Return all entries word for word, but drop any images.

━━━ Task material

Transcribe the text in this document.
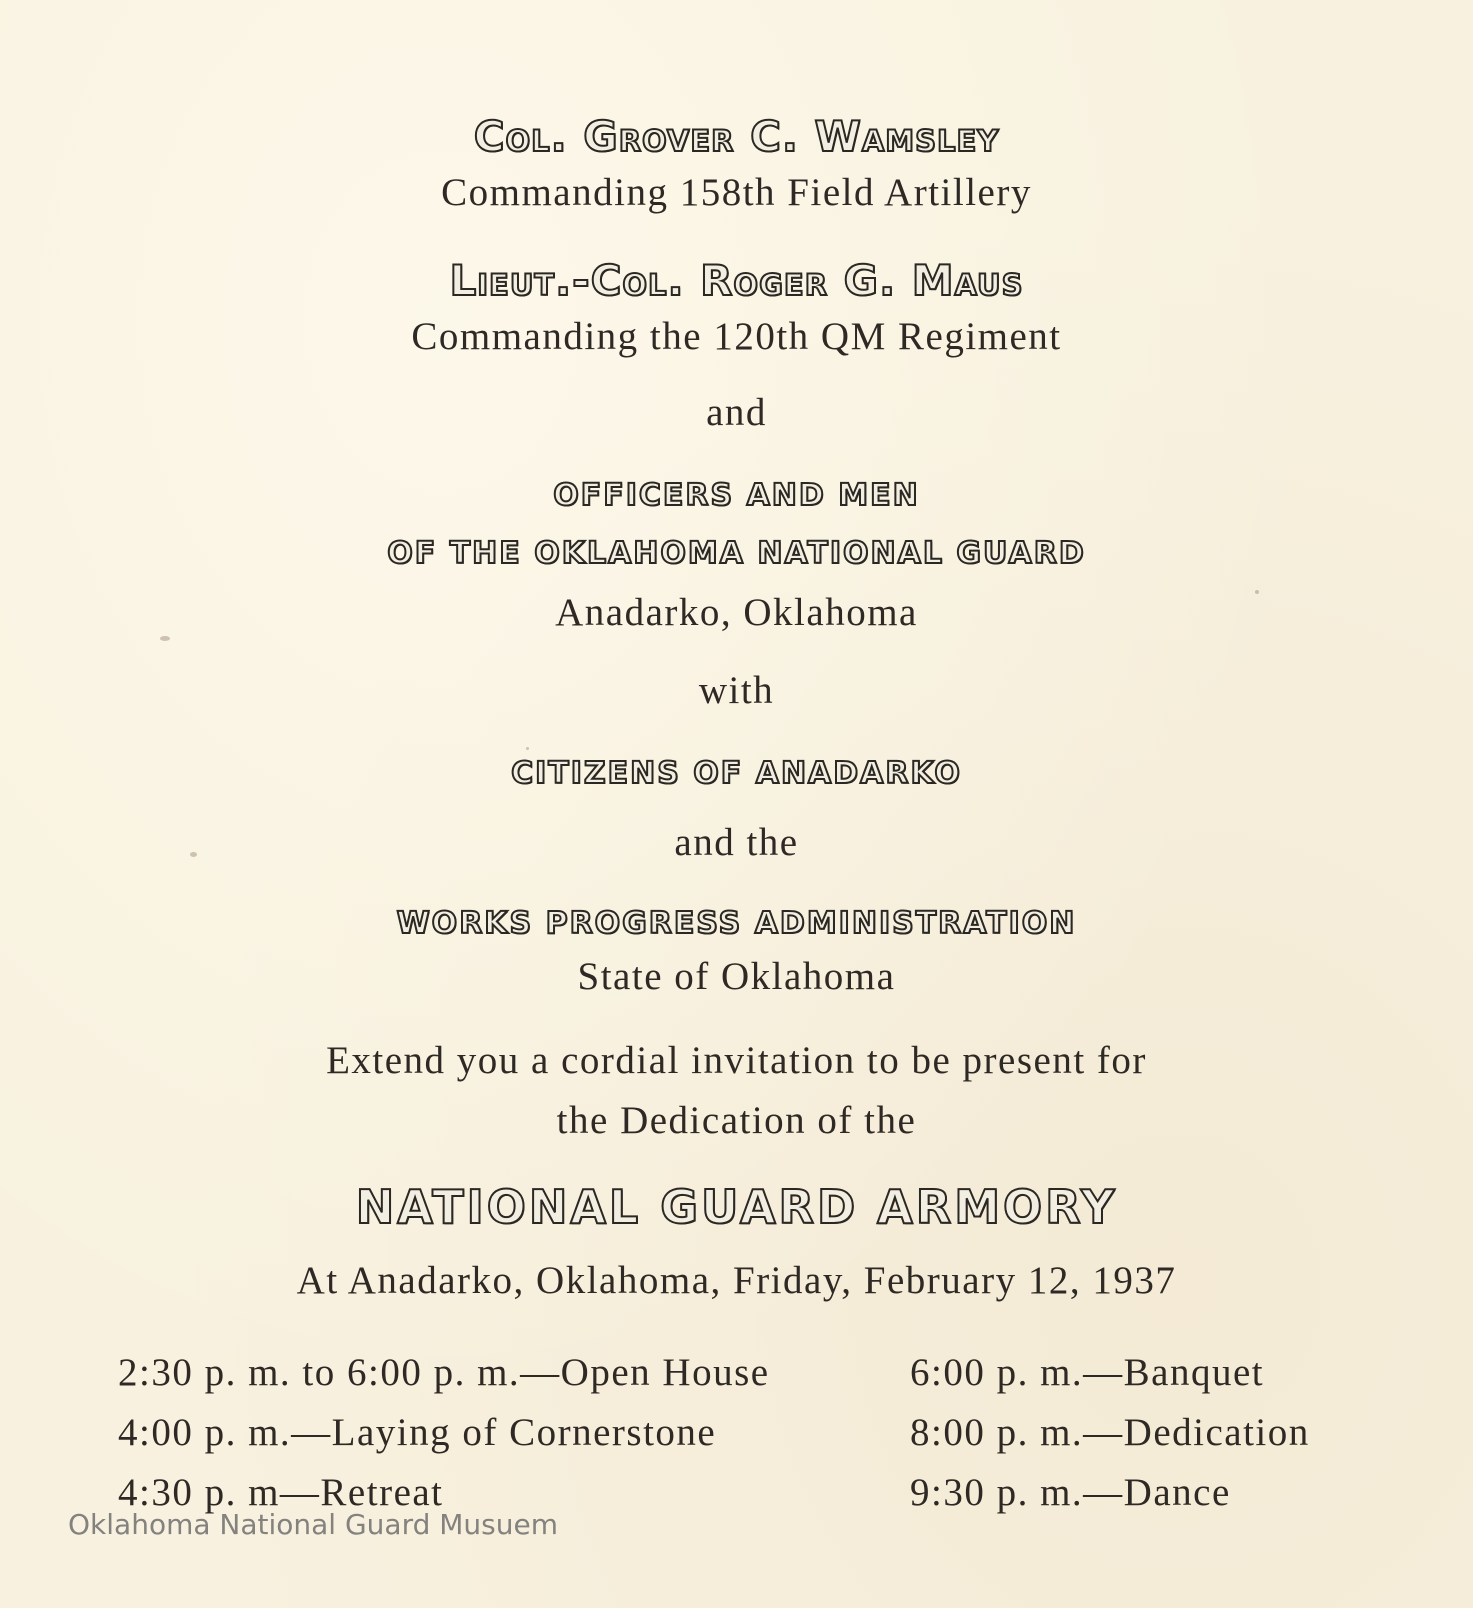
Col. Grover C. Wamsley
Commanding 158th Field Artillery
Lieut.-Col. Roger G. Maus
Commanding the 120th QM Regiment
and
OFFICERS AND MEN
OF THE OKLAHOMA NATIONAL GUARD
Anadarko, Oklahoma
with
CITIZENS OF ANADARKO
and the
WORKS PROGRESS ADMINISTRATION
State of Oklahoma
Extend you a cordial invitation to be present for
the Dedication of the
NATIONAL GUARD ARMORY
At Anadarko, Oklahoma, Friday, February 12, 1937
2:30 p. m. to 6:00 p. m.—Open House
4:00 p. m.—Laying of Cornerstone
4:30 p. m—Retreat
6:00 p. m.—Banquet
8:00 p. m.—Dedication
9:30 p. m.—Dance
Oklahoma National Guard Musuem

━━━━━━

Written answer
Transcribe the text in this document.
Col. Grover C. Wamsley
Commanding 158th Field Artillery
Lieut.-Col. Roger G. Maus
Commanding the 120th QM Regiment
and
OFFICERS AND MEN
OF THE OKLAHOMA NATIONAL GUARD
Anadarko, Oklahoma
with
CITIZENS OF ANADARKO
and the
WORKS PROGRESS ADMINISTRATION
State of Oklahoma
Extend you a cordial invitation to be present for
the Dedication of the
NATIONAL GUARD ARMORY
At Anadarko, Oklahoma, Friday, February 12, 1937
2:30 p. m. to 6:00 p. m.—Open House
4:00 p. m.—Laying of Cornerstone
4:30 p. m—Retreat
6:00 p. m.—Banquet
8:00 p. m.—Dedication
9:30 p. m.—Dance
Oklahoma National Guard Musuem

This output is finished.